### Data to process
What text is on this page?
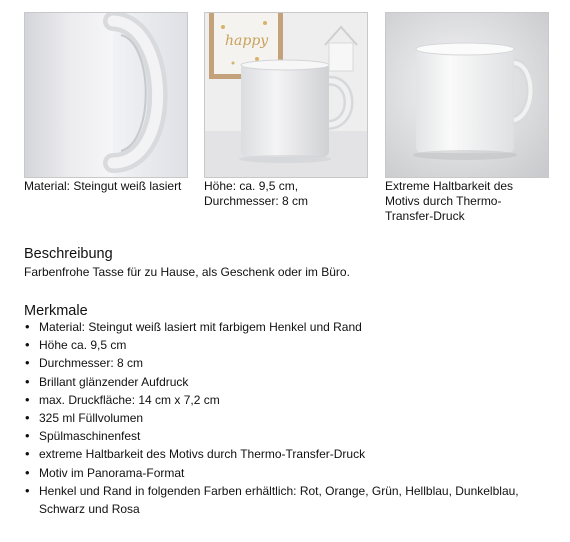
Material: Steingut weiß lasiert
happy
Höhe: ca. 9,5 cm,
Durchmesser: 8 cm
Extreme Haltbarkeit des
Motivs durch Thermo-
Transfer-Druck
Beschreibung
Farbenfrohe Tasse für zu Hause, als Geschenk oder im Büro.
Merkmale
• Material: Steingut weiß lasiert mit farbigem Henkel und Rand
• Höhe ca. 9,5 cm
• Durchmesser: 8 cm
• Brillant glänzender Aufdruck
• max. Druckfläche: 14 cm x 7,2 cm
• 325 ml Füllvolumen
• Spülmaschinenfest
• extreme Haltbarkeit des Motivs durch Thermo-Transfer-Druck
• Motiv im Panorama-Format
• Henkel und Rand in folgenden Farben erhältlich: Rot, Orange, Grün, Hellblau, Dunkelblau, Schwarz und Rosa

### Given request
Print all of the entries word for word. Omit the pictures they contain.

### Answer to the problem
What text is on this page?
Material: Steingut weiß lasiert
happy
Höhe: ca. 9,5 cm,
Durchmesser: 8 cm
Extreme Haltbarkeit des
Motivs durch Thermo-
Transfer-Druck
Beschreibung
Farbenfrohe Tasse für zu Hause, als Geschenk oder im Büro.
Merkmale
• Material: Steingut weiß lasiert mit farbigem Henkel und Rand
• Höhe ca. 9,5 cm
• Durchmesser: 8 cm
• Brillant glänzender Aufdruck
• max. Druckfläche: 14 cm x 7,2 cm
• 325 ml Füllvolumen
• Spülmaschinenfest
• extreme Haltbarkeit des Motivs durch Thermo-Transfer-Druck
• Motiv im Panorama-Format
• Henkel und Rand in folgenden Farben erhältlich: Rot, Orange, Grün, Hellblau, Dunkelblau, Schwarz und Rosa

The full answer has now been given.